Data excerpts.
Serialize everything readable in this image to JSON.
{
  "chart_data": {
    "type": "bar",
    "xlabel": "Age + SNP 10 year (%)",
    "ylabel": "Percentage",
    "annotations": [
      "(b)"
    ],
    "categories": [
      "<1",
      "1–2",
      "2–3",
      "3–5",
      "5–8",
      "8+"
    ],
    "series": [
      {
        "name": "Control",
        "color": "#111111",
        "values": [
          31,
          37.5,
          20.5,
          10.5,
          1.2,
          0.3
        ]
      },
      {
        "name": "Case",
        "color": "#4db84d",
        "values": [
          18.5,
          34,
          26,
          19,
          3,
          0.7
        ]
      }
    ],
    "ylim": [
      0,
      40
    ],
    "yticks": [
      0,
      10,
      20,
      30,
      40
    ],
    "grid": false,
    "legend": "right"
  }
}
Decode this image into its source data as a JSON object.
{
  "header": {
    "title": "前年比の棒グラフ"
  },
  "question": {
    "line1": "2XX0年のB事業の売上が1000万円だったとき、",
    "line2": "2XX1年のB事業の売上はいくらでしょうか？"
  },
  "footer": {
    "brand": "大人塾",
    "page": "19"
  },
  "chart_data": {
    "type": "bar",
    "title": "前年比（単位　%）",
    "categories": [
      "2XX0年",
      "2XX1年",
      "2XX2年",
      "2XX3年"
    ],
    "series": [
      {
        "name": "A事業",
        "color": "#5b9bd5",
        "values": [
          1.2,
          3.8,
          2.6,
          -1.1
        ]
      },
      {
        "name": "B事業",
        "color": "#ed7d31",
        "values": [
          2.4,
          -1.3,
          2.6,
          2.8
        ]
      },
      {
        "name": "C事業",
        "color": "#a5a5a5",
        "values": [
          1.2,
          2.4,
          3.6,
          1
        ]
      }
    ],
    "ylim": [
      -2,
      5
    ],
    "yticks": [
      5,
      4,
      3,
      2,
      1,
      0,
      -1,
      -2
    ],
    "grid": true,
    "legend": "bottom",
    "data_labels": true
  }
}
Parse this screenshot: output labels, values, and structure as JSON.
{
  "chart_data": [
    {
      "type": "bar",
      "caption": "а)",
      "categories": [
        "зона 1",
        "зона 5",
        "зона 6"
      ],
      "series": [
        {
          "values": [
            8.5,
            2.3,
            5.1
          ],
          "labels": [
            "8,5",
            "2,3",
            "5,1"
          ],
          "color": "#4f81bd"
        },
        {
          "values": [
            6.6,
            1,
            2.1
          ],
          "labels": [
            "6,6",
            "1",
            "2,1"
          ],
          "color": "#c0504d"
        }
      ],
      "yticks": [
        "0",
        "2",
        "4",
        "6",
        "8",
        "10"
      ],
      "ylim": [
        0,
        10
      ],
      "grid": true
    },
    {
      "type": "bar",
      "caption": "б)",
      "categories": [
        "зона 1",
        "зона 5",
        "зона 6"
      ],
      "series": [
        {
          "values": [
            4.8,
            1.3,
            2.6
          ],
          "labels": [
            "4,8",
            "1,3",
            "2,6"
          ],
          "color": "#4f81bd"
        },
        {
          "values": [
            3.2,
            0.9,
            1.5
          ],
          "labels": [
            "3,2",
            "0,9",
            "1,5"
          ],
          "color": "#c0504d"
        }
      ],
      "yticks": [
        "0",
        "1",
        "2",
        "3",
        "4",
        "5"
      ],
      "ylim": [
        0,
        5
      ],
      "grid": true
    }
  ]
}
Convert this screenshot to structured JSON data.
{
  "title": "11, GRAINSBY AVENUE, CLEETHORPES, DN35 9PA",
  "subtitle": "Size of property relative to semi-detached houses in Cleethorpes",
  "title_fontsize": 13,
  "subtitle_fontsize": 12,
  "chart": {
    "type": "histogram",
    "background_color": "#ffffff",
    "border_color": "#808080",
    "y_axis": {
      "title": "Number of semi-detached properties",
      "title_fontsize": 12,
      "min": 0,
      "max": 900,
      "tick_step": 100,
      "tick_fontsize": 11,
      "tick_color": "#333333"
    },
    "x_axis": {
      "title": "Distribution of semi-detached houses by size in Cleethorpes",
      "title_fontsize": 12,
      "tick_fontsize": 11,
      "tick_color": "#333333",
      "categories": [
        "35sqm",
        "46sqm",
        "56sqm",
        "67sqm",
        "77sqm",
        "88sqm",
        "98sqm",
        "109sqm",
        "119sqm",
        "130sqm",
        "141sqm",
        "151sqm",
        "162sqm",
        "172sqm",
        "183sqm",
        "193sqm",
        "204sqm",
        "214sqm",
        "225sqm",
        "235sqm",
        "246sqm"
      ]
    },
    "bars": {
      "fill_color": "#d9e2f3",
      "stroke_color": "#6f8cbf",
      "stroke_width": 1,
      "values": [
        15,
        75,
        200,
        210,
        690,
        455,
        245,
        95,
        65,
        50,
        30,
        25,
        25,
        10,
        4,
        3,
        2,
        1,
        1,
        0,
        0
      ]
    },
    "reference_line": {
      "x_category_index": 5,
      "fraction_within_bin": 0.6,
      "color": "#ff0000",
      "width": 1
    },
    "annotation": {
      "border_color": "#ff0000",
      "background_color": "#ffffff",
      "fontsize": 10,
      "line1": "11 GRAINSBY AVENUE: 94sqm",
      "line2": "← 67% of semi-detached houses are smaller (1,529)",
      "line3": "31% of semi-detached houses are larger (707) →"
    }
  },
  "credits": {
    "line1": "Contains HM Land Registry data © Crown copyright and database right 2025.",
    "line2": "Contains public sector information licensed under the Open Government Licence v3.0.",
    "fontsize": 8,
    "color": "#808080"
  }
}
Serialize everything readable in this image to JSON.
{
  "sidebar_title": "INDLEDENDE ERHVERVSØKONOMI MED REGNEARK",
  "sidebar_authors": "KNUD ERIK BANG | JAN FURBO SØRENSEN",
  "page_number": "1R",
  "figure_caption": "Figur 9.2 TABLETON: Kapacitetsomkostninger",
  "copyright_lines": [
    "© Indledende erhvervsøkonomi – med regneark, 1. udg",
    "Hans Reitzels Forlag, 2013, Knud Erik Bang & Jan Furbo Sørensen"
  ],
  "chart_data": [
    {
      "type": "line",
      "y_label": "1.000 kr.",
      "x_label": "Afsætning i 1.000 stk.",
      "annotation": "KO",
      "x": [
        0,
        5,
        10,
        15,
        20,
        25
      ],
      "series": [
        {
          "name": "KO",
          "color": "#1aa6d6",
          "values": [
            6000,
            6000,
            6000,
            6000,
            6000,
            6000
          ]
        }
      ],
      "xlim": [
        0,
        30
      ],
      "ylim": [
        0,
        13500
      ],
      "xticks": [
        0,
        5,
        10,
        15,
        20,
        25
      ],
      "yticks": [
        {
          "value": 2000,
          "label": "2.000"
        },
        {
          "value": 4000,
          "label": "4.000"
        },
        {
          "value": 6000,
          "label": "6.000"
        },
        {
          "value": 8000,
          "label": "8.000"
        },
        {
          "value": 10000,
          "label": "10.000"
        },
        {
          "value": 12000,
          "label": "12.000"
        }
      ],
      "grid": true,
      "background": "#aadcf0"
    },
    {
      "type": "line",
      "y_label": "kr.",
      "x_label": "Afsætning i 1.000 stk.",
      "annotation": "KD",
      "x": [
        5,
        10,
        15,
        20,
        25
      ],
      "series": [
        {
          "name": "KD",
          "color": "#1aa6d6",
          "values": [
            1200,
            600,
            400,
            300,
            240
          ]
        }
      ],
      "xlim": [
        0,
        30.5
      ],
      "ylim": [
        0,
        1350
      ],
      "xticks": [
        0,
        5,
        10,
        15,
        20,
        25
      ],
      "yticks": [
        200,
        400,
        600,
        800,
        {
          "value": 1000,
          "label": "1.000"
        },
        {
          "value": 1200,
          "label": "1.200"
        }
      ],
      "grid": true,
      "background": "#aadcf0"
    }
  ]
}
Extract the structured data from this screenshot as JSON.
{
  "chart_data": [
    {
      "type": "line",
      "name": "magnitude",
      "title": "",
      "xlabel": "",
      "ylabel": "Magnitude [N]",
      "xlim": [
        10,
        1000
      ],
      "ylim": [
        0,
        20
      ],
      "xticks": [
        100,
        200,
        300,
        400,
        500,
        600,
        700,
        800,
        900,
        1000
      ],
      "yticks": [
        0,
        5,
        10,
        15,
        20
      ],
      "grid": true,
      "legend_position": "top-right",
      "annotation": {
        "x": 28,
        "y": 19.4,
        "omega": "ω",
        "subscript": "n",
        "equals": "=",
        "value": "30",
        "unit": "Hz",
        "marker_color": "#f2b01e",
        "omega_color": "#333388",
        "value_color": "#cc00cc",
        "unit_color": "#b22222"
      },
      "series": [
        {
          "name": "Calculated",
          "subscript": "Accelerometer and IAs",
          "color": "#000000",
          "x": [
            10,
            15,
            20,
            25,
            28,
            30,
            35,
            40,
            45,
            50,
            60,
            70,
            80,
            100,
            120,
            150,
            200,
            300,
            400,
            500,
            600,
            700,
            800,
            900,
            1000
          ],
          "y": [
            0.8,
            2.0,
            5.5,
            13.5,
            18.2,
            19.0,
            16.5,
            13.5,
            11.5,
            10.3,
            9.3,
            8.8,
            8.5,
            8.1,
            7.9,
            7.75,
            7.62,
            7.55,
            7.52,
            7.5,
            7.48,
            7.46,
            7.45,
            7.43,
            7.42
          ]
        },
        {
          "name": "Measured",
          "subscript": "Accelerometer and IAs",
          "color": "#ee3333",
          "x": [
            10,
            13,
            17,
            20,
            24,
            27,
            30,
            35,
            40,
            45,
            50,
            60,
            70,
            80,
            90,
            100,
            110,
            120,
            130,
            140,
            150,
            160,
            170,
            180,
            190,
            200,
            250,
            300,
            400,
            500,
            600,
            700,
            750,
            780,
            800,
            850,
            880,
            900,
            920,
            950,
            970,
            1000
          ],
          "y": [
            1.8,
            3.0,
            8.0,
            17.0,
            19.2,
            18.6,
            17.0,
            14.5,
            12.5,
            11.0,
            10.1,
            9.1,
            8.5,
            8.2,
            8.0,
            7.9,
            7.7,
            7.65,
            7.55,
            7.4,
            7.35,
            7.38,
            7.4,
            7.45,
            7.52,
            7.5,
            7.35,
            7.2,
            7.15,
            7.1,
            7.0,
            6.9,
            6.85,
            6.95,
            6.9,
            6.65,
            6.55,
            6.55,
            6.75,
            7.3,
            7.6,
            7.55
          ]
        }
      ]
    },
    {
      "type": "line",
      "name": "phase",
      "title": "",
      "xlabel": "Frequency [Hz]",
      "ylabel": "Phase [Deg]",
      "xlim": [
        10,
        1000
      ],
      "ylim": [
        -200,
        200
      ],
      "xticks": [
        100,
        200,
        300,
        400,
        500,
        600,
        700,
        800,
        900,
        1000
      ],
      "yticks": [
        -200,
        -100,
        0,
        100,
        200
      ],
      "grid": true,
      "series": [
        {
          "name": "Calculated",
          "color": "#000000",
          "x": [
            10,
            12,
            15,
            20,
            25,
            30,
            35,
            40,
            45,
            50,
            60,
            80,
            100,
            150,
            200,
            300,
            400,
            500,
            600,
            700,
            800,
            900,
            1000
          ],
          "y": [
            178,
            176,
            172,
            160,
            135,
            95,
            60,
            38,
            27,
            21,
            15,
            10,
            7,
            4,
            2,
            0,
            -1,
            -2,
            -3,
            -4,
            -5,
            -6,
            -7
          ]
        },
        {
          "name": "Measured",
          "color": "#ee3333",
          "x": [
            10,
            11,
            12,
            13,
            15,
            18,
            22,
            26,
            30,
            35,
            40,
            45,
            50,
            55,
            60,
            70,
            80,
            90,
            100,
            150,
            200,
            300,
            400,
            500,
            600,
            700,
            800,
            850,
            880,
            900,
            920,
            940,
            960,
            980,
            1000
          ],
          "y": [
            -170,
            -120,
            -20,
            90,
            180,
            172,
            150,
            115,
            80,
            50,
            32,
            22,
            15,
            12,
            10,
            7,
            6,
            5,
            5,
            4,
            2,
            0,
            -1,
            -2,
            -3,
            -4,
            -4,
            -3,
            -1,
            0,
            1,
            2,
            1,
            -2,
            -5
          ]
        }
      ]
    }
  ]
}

Task to carry out.
Gather up, from the records above, each line where the word "this" appears.

Correct response.
Serialize everything readable in this image to JSON.
Decode this image into its source data as a JSON object.
Parse this screenshot: output labels, values, and structure as JSON.
Convert this screenshot to structured JSON data.
Serialize everything readable in this image to JSON.
Extract the structured data from this screenshot as JSON.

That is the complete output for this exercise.